═══ Recorded information

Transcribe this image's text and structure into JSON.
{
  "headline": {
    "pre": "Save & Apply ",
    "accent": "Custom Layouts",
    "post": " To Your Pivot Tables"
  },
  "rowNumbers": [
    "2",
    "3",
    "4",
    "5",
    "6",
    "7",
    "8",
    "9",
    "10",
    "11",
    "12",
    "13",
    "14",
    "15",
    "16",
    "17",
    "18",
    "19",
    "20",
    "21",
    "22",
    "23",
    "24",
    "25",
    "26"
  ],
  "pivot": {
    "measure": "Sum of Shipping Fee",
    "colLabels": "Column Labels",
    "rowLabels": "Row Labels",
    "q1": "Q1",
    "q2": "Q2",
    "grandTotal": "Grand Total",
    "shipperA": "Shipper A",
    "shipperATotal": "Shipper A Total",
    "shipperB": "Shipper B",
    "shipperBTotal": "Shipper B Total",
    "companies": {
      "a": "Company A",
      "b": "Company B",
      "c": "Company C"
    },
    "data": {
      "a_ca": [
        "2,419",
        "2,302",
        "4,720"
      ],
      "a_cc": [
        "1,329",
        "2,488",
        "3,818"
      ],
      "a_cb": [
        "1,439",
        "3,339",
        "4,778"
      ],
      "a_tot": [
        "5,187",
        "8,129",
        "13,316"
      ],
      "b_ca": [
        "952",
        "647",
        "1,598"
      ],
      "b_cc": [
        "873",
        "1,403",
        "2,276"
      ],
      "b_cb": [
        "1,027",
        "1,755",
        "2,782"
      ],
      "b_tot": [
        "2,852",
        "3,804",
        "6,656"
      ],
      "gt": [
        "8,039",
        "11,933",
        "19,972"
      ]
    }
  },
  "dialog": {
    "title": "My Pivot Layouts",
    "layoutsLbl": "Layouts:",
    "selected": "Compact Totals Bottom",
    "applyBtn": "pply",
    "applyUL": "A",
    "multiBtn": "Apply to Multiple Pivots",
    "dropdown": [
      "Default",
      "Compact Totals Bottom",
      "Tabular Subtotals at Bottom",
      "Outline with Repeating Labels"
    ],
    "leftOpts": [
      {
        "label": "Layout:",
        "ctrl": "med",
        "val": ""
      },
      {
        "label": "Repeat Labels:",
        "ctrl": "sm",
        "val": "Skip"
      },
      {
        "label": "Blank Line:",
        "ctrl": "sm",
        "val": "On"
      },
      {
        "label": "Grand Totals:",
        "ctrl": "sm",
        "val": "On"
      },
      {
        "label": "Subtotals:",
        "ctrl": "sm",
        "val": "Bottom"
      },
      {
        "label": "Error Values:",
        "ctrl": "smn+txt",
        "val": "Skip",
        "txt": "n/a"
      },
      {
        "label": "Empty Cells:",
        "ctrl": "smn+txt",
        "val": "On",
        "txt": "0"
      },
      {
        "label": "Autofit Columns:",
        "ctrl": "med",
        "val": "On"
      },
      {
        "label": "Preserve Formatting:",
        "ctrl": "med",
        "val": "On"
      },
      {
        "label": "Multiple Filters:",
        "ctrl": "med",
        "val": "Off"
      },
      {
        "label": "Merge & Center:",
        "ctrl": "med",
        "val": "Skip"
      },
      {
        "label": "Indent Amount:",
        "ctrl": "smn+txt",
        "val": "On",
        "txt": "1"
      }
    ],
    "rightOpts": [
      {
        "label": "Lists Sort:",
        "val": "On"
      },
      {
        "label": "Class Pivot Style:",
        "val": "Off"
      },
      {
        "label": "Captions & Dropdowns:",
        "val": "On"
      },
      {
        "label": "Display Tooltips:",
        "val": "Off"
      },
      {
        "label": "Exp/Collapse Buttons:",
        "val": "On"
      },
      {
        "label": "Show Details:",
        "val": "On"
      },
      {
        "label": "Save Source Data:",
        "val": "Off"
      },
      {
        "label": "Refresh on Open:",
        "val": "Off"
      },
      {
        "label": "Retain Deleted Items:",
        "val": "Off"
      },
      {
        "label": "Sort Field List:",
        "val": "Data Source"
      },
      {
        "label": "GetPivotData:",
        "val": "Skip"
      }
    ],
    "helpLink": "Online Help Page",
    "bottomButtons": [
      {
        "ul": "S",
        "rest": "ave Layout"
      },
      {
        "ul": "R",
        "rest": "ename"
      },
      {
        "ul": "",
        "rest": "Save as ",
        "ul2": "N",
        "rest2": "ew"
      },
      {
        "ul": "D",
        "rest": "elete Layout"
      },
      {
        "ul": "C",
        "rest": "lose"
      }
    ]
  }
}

══════

**Problem requirements:**
When you find a line in the records that contains the word "Layouts", copy it.

**Solution to this exercise:**
    "accent": "Custom Layouts",
    "title": "My Pivot Layouts",
    "layoutsLbl": "Layouts:",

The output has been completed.